▸ What you are asked to do:
Return the records that follow unaltered. Omit every picture.
+++ Extracted data
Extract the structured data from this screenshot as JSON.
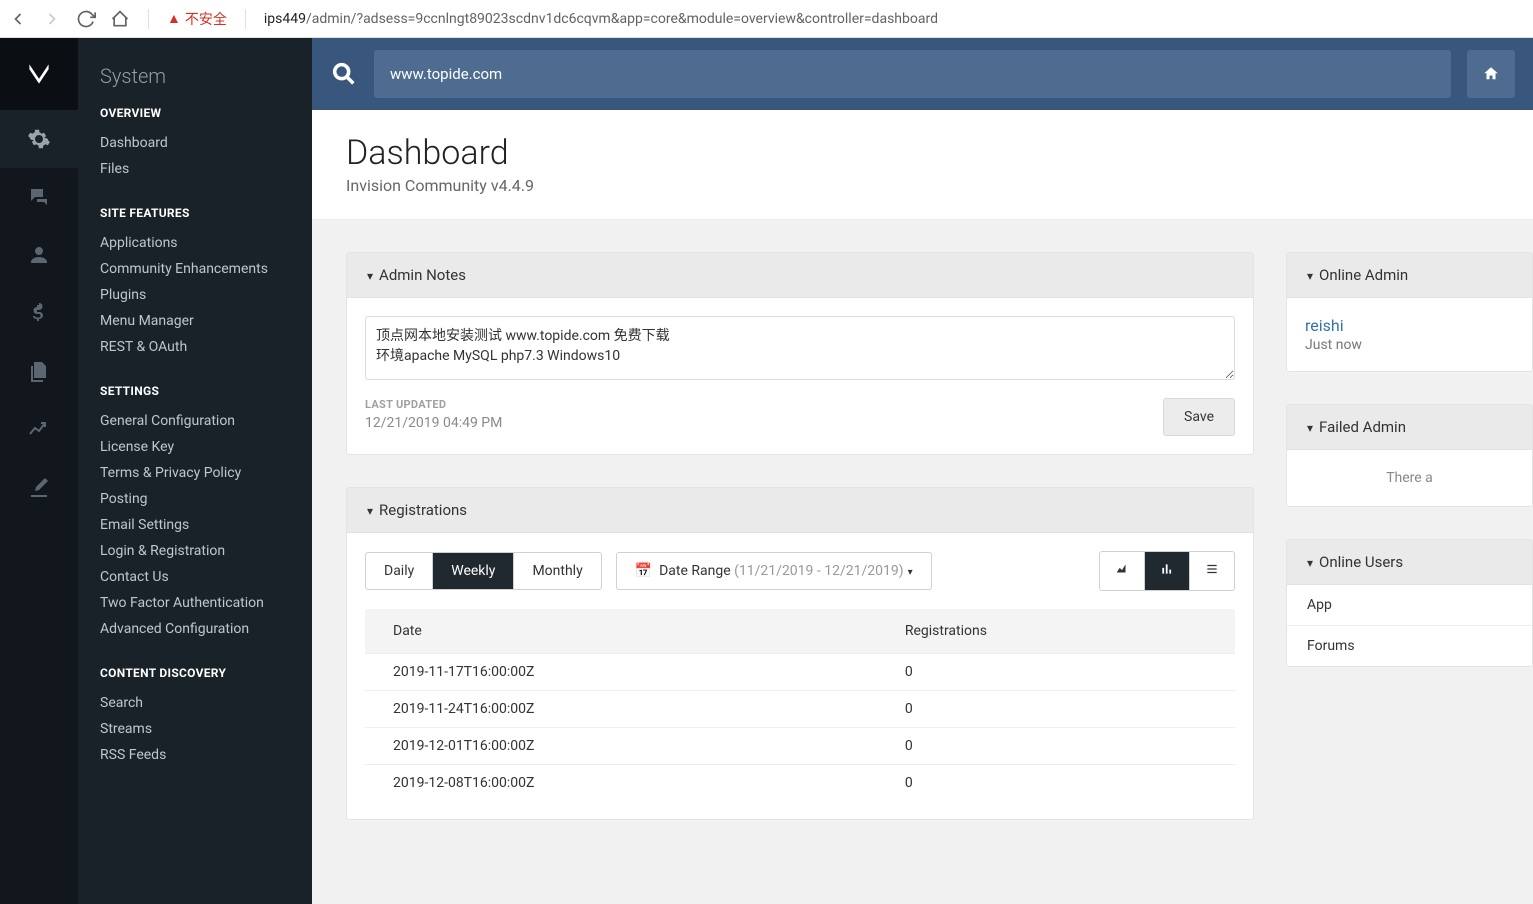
{
  "browser": {
    "warn_text": "不安全",
    "url_host": "ips449",
    "url_path": "/admin/?adsess=9ccnlngt89023scdnv1dc6cqvm&app=core&module=overview&controller=dashboard"
  },
  "sidebar": {
    "title": "System",
    "groups": [
      {
        "label": "OVERVIEW",
        "items": [
          "Dashboard",
          "Files"
        ]
      },
      {
        "label": "SITE FEATURES",
        "items": [
          "Applications",
          "Community Enhancements",
          "Plugins",
          "Menu Manager",
          "REST & OAuth"
        ]
      },
      {
        "label": "SETTINGS",
        "items": [
          "General Configuration",
          "License Key",
          "Terms & Privacy Policy",
          "Posting",
          "Email Settings",
          "Login & Registration",
          "Contact Us",
          "Two Factor Authentication",
          "Advanced Configuration"
        ]
      },
      {
        "label": "CONTENT DISCOVERY",
        "items": [
          "Search",
          "Streams",
          "RSS Feeds"
        ]
      }
    ]
  },
  "search_placeholder": "www.topide.com",
  "header": {
    "title": "Dashboard",
    "subtitle": "Invision Community v4.4.9"
  },
  "admin_notes": {
    "title": "Admin Notes",
    "text": "顶点网本地安装测试 www.topide.com 免费下载\n环境apache MySQL php7.3 Windows10",
    "last_updated_label": "LAST UPDATED",
    "last_updated": "12/21/2019 04:49 PM",
    "save_label": "Save"
  },
  "registrations": {
    "title": "Registrations",
    "tabs": {
      "daily": "Daily",
      "weekly": "Weekly",
      "monthly": "Monthly"
    },
    "date_range_label": "Date Range",
    "date_range_value": "(11/21/2019 - 12/21/2019)",
    "columns": {
      "date": "Date",
      "count": "Registrations"
    },
    "rows": [
      {
        "date": "2019-11-17T16:00:00Z",
        "count": "0"
      },
      {
        "date": "2019-11-24T16:00:00Z",
        "count": "0"
      },
      {
        "date": "2019-12-01T16:00:00Z",
        "count": "0"
      },
      {
        "date": "2019-12-08T16:00:00Z",
        "count": "0"
      }
    ]
  },
  "side": {
    "online_admins": {
      "title": "Online Admin",
      "user": "reishi",
      "time": "Just now"
    },
    "failed_admin": {
      "title": "Failed Admin",
      "empty": "There a"
    },
    "online_users": {
      "title": "Online Users",
      "items": [
        "App",
        "Forums"
      ]
    }
  },
  "chart_data": {
    "type": "table",
    "title": "Registrations",
    "xlabel": "Date",
    "ylabel": "Registrations",
    "categories": [
      "2019-11-17T16:00:00Z",
      "2019-11-24T16:00:00Z",
      "2019-12-01T16:00:00Z",
      "2019-12-08T16:00:00Z"
    ],
    "values": [
      0,
      0,
      0,
      0
    ]
  }
}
++++++
▸ Problem solution:
Extract the structured data from this screenshot as JSON.
{
  "browser": {
    "warn_text": "不安全",
    "url_host": "ips449",
    "url_path": "/admin/?adsess=9ccnlngt89023scdnv1dc6cqvm&app=core&module=overview&controller=dashboard"
  },
  "sidebar": {
    "title": "System",
    "groups": [
      {
        "label": "OVERVIEW",
        "items": [
          "Dashboard",
          "Files"
        ]
      },
      {
        "label": "SITE FEATURES",
        "items": [
          "Applications",
          "Community Enhancements",
          "Plugins",
          "Menu Manager",
          "REST & OAuth"
        ]
      },
      {
        "label": "SETTINGS",
        "items": [
          "General Configuration",
          "License Key",
          "Terms & Privacy Policy",
          "Posting",
          "Email Settings",
          "Login & Registration",
          "Contact Us",
          "Two Factor Authentication",
          "Advanced Configuration"
        ]
      },
      {
        "label": "CONTENT DISCOVERY",
        "items": [
          "Search",
          "Streams",
          "RSS Feeds"
        ]
      }
    ]
  },
  "search_placeholder": "www.topide.com",
  "header": {
    "title": "Dashboard",
    "subtitle": "Invision Community v4.4.9"
  },
  "admin_notes": {
    "title": "Admin Notes",
    "text": "顶点网本地安装测试 www.topide.com 免费下载\n环境apache MySQL php7.3 Windows10",
    "last_updated_label": "LAST UPDATED",
    "last_updated": "12/21/2019 04:49 PM",
    "save_label": "Save"
  },
  "registrations": {
    "title": "Registrations",
    "tabs": {
      "daily": "Daily",
      "weekly": "Weekly",
      "monthly": "Monthly"
    },
    "date_range_label": "Date Range",
    "date_range_value": "(11/21/2019 - 12/21/2019)",
    "columns": {
      "date": "Date",
      "count": "Registrations"
    },
    "rows": [
      {
        "date": "2019-11-17T16:00:00Z",
        "count": "0"
      },
      {
        "date": "2019-11-24T16:00:00Z",
        "count": "0"
      },
      {
        "date": "2019-12-01T16:00:00Z",
        "count": "0"
      },
      {
        "date": "2019-12-08T16:00:00Z",
        "count": "0"
      }
    ]
  },
  "side": {
    "online_admins": {
      "title": "Online Admin",
      "user": "reishi",
      "time": "Just now"
    },
    "failed_admin": {
      "title": "Failed Admin",
      "empty": "There a"
    },
    "online_users": {
      "title": "Online Users",
      "items": [
        "App",
        "Forums"
      ]
    }
  },
  "chart_data": {
    "type": "table",
    "title": "Registrations",
    "xlabel": "Date",
    "ylabel": "Registrations",
    "categories": [
      "2019-11-17T16:00:00Z",
      "2019-11-24T16:00:00Z",
      "2019-12-01T16:00:00Z",
      "2019-12-08T16:00:00Z"
    ],
    "values": [
      0,
      0,
      0,
      0
    ]
  }
}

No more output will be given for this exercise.